───── Information provided ─────

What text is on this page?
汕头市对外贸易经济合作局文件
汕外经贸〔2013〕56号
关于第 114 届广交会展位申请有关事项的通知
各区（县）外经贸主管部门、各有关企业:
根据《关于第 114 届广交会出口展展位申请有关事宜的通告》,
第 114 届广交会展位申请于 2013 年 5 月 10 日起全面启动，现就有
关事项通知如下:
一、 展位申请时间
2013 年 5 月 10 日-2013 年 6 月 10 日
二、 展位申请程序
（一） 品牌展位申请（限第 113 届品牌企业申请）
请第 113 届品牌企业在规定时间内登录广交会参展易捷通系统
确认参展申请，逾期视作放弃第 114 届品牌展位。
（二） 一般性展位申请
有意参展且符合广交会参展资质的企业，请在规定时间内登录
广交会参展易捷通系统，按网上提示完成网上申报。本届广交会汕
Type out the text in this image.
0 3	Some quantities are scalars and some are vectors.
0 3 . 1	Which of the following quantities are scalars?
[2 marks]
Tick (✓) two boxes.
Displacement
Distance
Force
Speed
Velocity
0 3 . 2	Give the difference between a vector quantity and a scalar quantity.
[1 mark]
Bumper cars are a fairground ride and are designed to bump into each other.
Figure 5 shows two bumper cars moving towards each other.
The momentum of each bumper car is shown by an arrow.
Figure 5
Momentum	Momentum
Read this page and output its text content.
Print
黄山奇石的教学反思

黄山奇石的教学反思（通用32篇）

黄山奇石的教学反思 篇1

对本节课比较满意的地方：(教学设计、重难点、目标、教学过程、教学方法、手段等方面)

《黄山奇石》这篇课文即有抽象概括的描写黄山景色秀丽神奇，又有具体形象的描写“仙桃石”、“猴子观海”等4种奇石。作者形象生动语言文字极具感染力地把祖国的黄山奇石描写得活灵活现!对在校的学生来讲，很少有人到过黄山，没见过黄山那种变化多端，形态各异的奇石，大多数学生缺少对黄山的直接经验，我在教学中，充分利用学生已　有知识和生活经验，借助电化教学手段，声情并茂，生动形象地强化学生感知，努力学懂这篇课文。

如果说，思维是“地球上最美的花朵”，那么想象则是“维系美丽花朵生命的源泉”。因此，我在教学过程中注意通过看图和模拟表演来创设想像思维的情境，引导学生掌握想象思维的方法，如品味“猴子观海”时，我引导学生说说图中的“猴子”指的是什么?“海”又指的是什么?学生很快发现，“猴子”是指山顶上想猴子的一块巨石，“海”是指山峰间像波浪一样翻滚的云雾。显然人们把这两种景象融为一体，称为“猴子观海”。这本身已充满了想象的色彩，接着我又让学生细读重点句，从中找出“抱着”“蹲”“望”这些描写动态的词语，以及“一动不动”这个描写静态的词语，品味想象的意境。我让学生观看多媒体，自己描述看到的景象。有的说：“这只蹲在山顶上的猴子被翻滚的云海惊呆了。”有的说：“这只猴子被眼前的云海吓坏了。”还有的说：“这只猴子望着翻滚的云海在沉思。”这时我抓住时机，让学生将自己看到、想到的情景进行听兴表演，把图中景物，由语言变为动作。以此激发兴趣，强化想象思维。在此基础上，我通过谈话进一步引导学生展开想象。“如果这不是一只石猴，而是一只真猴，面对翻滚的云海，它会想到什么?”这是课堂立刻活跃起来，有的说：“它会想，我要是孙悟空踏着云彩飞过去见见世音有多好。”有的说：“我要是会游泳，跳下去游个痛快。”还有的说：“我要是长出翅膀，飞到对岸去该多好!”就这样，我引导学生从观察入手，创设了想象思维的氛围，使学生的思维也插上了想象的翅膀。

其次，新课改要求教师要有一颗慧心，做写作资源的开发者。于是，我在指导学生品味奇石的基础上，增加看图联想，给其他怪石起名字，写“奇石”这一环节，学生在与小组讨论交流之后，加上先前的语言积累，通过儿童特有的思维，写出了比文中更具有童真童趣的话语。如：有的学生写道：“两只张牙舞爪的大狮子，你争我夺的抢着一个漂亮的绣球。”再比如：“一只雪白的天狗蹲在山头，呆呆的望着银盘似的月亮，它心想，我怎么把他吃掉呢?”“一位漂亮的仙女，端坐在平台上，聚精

─────

What needs to be done>
Quote the data above in full, changing nothing.

Written solution>
What text is on this page?
汕头市对外贸易经济合作局文件
汕外经贸〔2013〕56号
关于第 114 届广交会展位申请有关事项的通知
各区（县）外经贸主管部门、各有关企业:
根据《关于第 114 届广交会出口展展位申请有关事宜的通告》,
第 114 届广交会展位申请于 2013 年 5 月 10 日起全面启动，现就有
关事项通知如下:
一、 展位申请时间
2013 年 5 月 10 日-2013 年 6 月 10 日
二、 展位申请程序
（一） 品牌展位申请（限第 113 届品牌企业申请）
请第 113 届品牌企业在规定时间内登录广交会参展易捷通系统
确认参展申请，逾期视作放弃第 114 届品牌展位。
（二） 一般性展位申请
有意参展且符合广交会参展资质的企业，请在规定时间内登录
广交会参展易捷通系统，按网上提示完成网上申报。本届广交会汕
Type out the text in this image.
0 3	Some quantities are scalars and some are vectors.
0 3 . 1	Which of the following quantities are scalars?
[2 marks]
Tick (✓) two boxes.
Displacement
Distance
Force
Speed
Velocity
0 3 . 2	Give the difference between a vector quantity and a scalar quantity.
[1 mark]
Bumper cars are a fairground ride and are designed to bump into each other.
Figure 5 shows two bumper cars moving towards each other.
The momentum of each bumper car is shown by an arrow.
Figure 5
Momentum	Momentum
Read this page and output its text content.
Print
黄山奇石的教学反思

黄山奇石的教学反思（通用32篇）

黄山奇石的教学反思 篇1

对本节课比较满意的地方：(教学设计、重难点、目标、教学过程、教学方法、手段等方面)

《黄山奇石》这篇课文即有抽象概括的描写黄山景色秀丽神奇，又有具体形象的描写“仙桃石”、“猴子观海”等4种奇石。作者形象生动语言文字极具感染力地把祖国的黄山奇石描写得活灵活现!对在校的学生来讲，很少有人到过黄山，没见过黄山那种变化多端，形态各异的奇石，大多数学生缺少对黄山的直接经验，我在教学中，充分利用学生已　有知识和生活经验，借助电化教学手段，声情并茂，生动形象地强化学生感知，努力学懂这篇课文。

如果说，思维是“地球上最美的花朵”，那么想象则是“维系美丽花朵生命的源泉”。因此，我在教学过程中注意通过看图和模拟表演来创设想像思维的情境，引导学生掌握想象思维的方法，如品味“猴子观海”时，我引导学生说说图中的“猴子”指的是什么?“海”又指的是什么?学生很快发现，“猴子”是指山顶上想猴子的一块巨石，“海”是指山峰间像波浪一样翻滚的云雾。显然人们把这两种景象融为一体，称为“猴子观海”。这本身已充满了想象的色彩，接着我又让学生细读重点句，从中找出“抱着”“蹲”“望”这些描写动态的词语，以及“一动不动”这个描写静态的词语，品味想象的意境。我让学生观看多媒体，自己描述看到的景象。有的说：“这只蹲在山顶上的猴子被翻滚的云海惊呆了。”有的说：“这只猴子被眼前的云海吓坏了。”还有的说：“这只猴子望着翻滚的云海在沉思。”这时我抓住时机，让学生将自己看到、想到的情景进行听兴表演，把图中景物，由语言变为动作。以此激发兴趣，强化想象思维。在此基础上，我通过谈话进一步引导学生展开想象。“如果这不是一只石猴，而是一只真猴，面对翻滚的云海，它会想到什么?”这是课堂立刻活跃起来，有的说：“它会想，我要是孙悟空踏着云彩飞过去见见世音有多好。”有的说：“我要是会游泳，跳下去游个痛快。”还有的说：“我要是长出翅膀，飞到对岸去该多好!”就这样，我引导学生从观察入手，创设了想象思维的氛围，使学生的思维也插上了想象的翅膀。

其次，新课改要求教师要有一颗慧心，做写作资源的开发者。于是，我在指导学生品味奇石的基础上，增加看图联想，给其他怪石起名字，写“奇石”这一环节，学生在与小组讨论交流之后，加上先前的语言积累，通过儿童特有的思维，写出了比文中更具有童真童趣的话语。如：有的学生写道：“两只张牙舞爪的大狮子，你争我夺的抢着一个漂亮的绣球。”再比如：“一只雪白的天狗蹲在山头，呆呆的望着银盘似的月亮，它心想，我怎么把他吃掉呢?”“一位漂亮的仙女，端坐在平台上，聚精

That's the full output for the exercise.